* Start INFORMATION GIVEN *

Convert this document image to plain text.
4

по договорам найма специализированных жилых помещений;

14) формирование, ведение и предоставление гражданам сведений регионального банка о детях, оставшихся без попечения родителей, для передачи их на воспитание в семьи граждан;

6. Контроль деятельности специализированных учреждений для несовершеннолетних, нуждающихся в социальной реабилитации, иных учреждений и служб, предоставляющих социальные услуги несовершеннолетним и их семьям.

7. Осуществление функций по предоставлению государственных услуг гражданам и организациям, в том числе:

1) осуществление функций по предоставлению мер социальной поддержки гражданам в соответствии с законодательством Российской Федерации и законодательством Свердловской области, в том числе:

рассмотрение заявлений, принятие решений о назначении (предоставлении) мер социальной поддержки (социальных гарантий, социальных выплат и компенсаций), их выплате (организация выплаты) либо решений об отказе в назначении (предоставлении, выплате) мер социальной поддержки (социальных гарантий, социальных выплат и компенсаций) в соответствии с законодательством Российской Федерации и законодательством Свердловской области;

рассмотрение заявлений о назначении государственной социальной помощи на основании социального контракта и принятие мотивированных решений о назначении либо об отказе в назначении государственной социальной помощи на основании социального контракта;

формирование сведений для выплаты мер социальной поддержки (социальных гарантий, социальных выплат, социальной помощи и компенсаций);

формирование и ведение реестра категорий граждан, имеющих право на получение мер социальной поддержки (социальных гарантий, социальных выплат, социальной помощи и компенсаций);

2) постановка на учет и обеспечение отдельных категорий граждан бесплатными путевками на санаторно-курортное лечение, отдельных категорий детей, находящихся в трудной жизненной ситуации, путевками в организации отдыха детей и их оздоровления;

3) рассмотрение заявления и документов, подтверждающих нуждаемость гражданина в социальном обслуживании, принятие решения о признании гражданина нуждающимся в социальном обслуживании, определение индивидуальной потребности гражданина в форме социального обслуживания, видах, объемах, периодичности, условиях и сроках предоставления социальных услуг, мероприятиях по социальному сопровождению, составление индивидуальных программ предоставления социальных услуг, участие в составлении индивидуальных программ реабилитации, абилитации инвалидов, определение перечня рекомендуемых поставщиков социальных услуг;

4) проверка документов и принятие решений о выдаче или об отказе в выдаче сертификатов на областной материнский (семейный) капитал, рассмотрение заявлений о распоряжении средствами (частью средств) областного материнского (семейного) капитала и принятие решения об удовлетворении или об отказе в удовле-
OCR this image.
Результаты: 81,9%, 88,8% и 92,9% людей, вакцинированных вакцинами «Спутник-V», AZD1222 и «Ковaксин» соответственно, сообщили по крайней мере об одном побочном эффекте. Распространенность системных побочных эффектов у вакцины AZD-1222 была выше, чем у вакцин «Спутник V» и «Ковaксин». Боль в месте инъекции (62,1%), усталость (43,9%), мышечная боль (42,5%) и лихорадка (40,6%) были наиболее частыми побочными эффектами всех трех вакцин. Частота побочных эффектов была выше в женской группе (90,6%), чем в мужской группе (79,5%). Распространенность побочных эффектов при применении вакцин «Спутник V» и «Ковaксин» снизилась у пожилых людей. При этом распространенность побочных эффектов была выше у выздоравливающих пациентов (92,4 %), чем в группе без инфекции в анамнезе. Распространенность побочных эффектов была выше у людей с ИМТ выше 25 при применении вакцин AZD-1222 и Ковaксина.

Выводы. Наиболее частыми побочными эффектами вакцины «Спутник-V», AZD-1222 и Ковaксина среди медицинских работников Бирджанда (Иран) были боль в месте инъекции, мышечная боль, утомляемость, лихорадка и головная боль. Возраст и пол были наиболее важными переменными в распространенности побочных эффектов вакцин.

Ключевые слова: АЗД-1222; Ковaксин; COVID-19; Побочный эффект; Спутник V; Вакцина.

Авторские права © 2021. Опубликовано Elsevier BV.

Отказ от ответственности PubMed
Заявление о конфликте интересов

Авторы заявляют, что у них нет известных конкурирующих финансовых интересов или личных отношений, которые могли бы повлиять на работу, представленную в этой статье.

* End INFORMATION GIVEN *

* EXERCISE REQUIREMENTS:
Extract every line that has the string "мышечная" in it.

* COMPLETE ANSWER:
Результаты: 81,9%, 88,8% и 92,9% людей, вакцинированных вакцинами «Спутник-V», AZD1222 и «Ковaксин» соответственно, сообщили по крайней мере об одном побочном эффекте. Распространенность системных побочных эффектов у вакцины AZD-1222 была выше, чем у вакцин «Спутник V» и «Ковaксин». Боль в месте инъекции (62,1%), усталость (43,9%), мышечная боль (42,5%) и лихорадка (40,6%) были наиболее частыми побочными эффектами всех трех вакцин. Частота побочных эффектов была выше в женской группе (90,6%), чем в мужской группе (79,5%). Распространенность побочных эффектов при применении вакцин «Спутник V» и «Ковaксин» снизилась у пожилых людей. При этом распространенность побочных эффектов была выше у выздоравливающих пациентов (92,4 %), чем в группе без инфекции в анамнезе. Распространенность побочных эффектов была выше у людей с ИМТ выше 25 при применении вакцин AZD-1222 и Ковaксина.
Выводы. Наиболее частыми побочными эффектами вакцины «Спутник-V», AZD-1222 и Ковaксина среди медицинских работников Бирджанда (Иран) были боль в месте инъекции, мышечная боль, утомляемость, лихорадка и головная боль. Возраст и пол были наиболее важными переменными в распространенности побочных эффектов вакцин.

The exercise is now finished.